EXERCISE PROMPT: Copy, from the entries below, each line where the word "pořadí" can be found.

EXERCISE MATERIALS:
START

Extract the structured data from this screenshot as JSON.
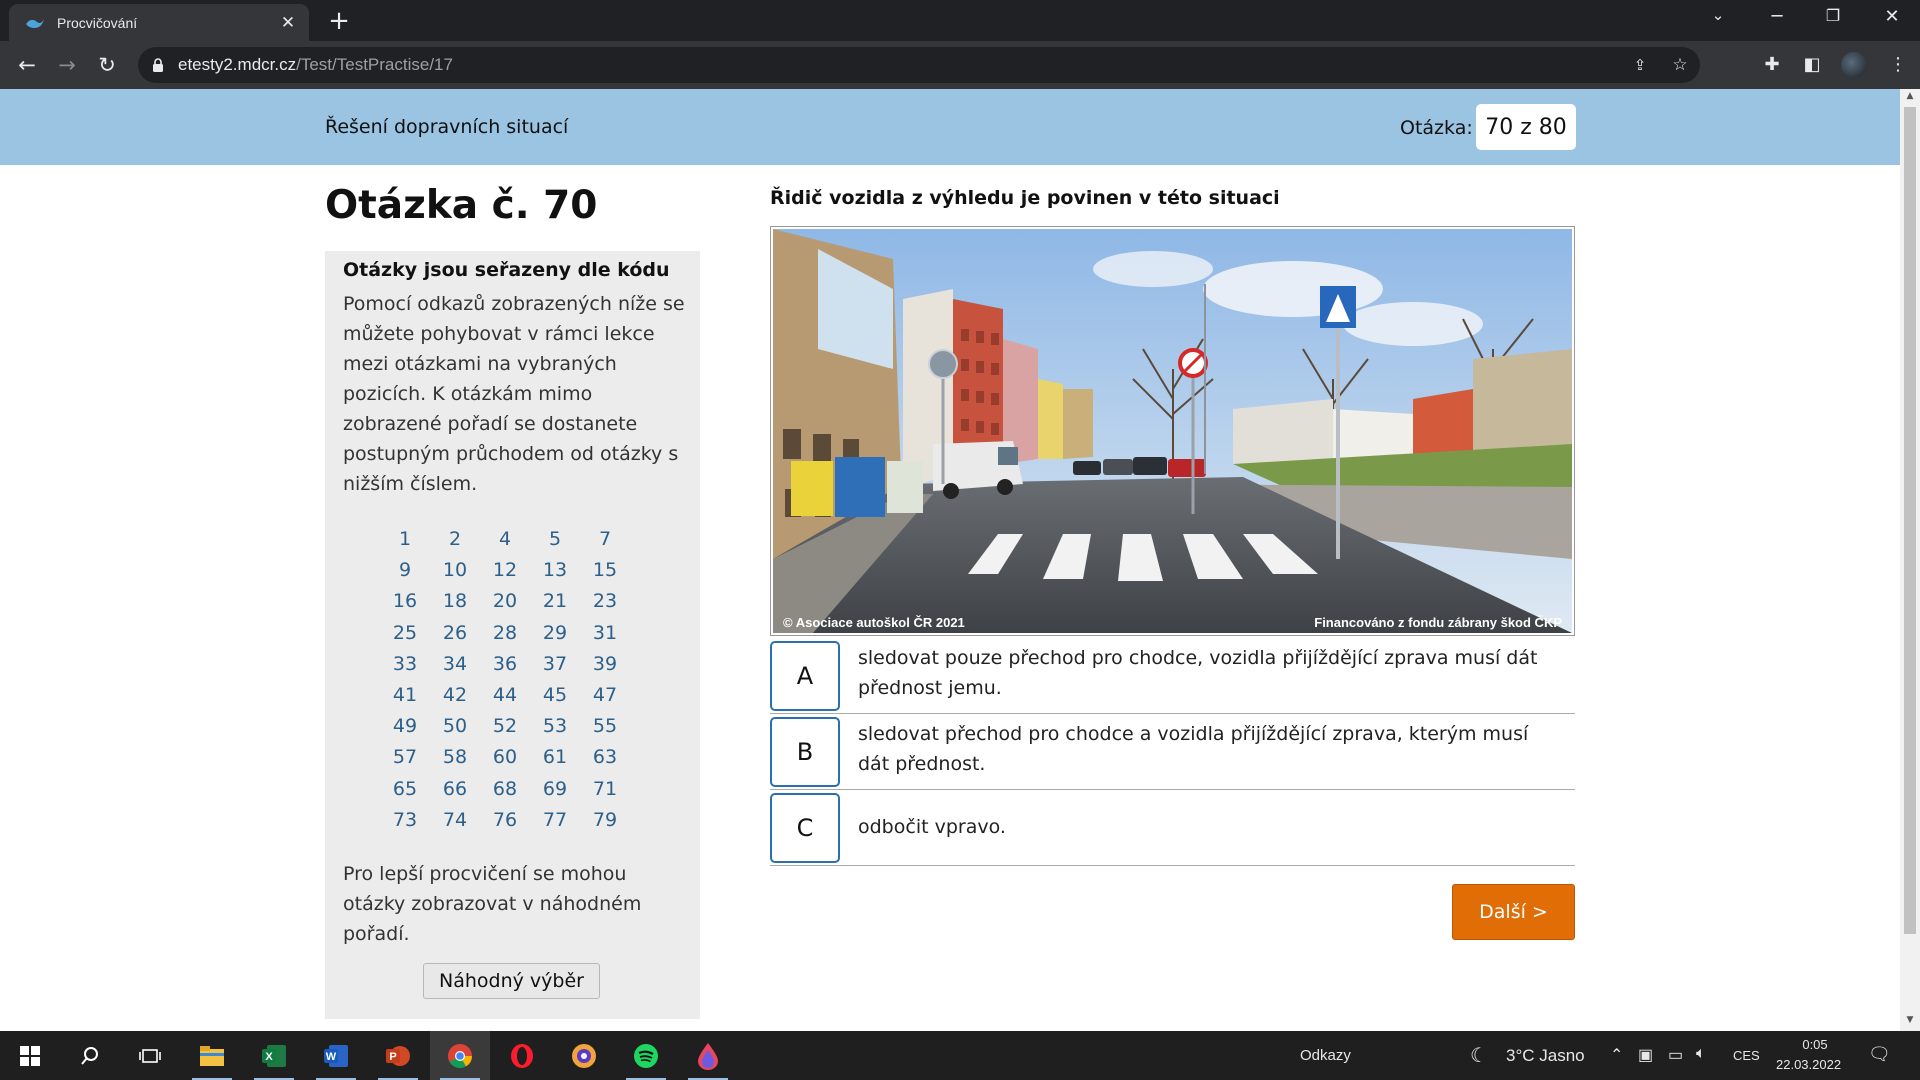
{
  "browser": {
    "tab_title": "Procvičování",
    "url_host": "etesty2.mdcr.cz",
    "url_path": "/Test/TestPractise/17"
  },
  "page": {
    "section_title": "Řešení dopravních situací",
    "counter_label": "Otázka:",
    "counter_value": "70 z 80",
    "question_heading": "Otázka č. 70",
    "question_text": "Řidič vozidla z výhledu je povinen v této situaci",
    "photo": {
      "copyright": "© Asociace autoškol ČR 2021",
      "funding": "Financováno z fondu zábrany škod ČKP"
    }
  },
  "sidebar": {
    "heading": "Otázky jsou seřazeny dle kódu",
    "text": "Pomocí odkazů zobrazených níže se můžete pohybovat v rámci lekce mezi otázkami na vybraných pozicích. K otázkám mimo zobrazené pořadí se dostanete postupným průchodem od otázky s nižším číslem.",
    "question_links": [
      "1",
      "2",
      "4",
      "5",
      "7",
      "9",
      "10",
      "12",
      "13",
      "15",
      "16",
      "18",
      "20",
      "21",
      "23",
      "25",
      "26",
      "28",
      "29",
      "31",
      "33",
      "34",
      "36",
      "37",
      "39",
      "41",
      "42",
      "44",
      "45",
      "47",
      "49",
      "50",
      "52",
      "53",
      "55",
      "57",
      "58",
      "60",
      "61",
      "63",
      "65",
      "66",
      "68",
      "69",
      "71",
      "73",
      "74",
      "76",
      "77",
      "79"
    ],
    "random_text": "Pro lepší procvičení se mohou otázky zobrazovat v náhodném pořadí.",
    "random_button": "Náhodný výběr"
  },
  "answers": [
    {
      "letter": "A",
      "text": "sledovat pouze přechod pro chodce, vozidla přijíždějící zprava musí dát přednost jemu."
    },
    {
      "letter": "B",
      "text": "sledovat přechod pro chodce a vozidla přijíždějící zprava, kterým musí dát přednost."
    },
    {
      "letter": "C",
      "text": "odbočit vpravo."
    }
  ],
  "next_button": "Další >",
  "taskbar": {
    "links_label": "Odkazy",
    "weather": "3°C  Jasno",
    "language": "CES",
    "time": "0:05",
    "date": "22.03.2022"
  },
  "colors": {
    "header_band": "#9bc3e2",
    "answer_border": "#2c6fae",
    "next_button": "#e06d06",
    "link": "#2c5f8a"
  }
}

END

TASK ANSWER:
    "text": "Pomocí odkazů zobrazených níže se můžete pohybovat v rámci lekce mezi otázkami na vybraných pozicích. K otázkám mimo zobrazené pořadí se dostanete postupným průchodem od otázky s nižším číslem.",
    "random_text": "Pro lepší procvičení se mohou otázky zobrazovat v náhodném pořadí.",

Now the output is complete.